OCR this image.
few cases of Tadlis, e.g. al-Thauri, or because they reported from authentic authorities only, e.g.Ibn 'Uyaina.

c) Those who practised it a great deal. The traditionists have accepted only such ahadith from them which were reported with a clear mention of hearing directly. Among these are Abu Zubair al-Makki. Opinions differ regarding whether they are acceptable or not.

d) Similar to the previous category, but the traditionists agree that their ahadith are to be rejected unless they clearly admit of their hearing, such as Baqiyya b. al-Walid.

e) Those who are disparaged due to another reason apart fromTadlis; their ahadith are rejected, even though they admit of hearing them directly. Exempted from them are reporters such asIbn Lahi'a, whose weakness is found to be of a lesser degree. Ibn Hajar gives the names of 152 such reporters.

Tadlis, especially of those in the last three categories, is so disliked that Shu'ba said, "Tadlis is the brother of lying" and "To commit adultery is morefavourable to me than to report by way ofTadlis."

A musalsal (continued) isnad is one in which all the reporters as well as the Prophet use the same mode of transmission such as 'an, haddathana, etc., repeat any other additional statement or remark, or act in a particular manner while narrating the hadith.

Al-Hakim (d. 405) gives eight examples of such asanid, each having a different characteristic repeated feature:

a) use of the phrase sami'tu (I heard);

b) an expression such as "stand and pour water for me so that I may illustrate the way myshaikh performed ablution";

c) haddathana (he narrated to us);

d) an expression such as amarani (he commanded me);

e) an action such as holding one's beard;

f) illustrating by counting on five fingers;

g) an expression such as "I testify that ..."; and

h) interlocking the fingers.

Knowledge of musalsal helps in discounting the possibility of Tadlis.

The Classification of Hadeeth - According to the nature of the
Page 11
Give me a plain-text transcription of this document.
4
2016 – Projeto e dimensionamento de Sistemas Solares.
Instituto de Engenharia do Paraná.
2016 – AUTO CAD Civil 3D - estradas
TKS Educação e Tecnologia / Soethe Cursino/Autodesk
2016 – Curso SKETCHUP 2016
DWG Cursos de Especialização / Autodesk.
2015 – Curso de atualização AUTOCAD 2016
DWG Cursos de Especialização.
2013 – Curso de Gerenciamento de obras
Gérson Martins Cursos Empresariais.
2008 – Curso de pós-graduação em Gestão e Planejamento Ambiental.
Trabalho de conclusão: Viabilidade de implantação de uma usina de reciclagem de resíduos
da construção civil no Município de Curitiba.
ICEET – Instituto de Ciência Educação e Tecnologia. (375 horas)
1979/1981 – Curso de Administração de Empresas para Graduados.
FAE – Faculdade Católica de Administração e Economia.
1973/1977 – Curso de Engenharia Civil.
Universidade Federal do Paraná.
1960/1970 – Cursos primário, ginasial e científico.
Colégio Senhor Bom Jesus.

__Set exercise__. Check each line of the records for the word "Autodesk" and extract those that contain it.

__Correct answer__.
TKS Educação e Tecnologia / Soethe Cursino/Autodesk
DWG Cursos de Especialização / Autodesk.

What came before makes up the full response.